## DATASET ENTRIES
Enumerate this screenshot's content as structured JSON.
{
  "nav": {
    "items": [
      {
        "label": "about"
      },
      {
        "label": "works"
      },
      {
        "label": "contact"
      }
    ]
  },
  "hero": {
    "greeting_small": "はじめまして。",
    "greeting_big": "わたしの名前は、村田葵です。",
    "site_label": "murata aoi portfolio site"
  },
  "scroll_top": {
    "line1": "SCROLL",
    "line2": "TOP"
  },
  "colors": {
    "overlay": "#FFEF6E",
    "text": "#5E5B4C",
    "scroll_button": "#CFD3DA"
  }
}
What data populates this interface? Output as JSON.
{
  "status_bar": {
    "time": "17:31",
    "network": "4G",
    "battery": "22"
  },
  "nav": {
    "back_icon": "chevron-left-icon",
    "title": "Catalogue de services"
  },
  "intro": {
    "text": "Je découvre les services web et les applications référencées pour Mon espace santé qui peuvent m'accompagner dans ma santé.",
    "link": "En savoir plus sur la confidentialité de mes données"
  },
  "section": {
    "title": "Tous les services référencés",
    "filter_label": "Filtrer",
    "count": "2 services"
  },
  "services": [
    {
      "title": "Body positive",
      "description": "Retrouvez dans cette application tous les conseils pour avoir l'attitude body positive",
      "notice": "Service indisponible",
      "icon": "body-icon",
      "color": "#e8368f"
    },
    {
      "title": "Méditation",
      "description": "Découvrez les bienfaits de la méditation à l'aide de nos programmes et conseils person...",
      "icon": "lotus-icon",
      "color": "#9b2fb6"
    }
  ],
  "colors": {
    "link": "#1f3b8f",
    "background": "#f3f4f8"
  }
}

## EXERCISE DIRECTIONS
Retype the material in full. Each word must match.

## REPLY TO THE TASK
Enumerate this screenshot's content as structured JSON.
{
  "nav": {
    "items": [
      {
        "label": "about"
      },
      {
        "label": "works"
      },
      {
        "label": "contact"
      }
    ]
  },
  "hero": {
    "greeting_small": "はじめまして。",
    "greeting_big": "わたしの名前は、村田葵です。",
    "site_label": "murata aoi portfolio site"
  },
  "scroll_top": {
    "line1": "SCROLL",
    "line2": "TOP"
  },
  "colors": {
    "overlay": "#FFEF6E",
    "text": "#5E5B4C",
    "scroll_button": "#CFD3DA"
  }
}
What data populates this interface? Output as JSON.
{
  "status_bar": {
    "time": "17:31",
    "network": "4G",
    "battery": "22"
  },
  "nav": {
    "back_icon": "chevron-left-icon",
    "title": "Catalogue de services"
  },
  "intro": {
    "text": "Je découvre les services web et les applications référencées pour Mon espace santé qui peuvent m'accompagner dans ma santé.",
    "link": "En savoir plus sur la confidentialité de mes données"
  },
  "section": {
    "title": "Tous les services référencés",
    "filter_label": "Filtrer",
    "count": "2 services"
  },
  "services": [
    {
      "title": "Body positive",
      "description": "Retrouvez dans cette application tous les conseils pour avoir l'attitude body positive",
      "notice": "Service indisponible",
      "icon": "body-icon",
      "color": "#e8368f"
    },
    {
      "title": "Méditation",
      "description": "Découvrez les bienfaits de la méditation à l'aide de nos programmes et conseils person...",
      "icon": "lotus-icon",
      "color": "#9b2fb6"
    }
  ],
  "colors": {
    "link": "#1f3b8f",
    "background": "#f3f4f8"
  }
}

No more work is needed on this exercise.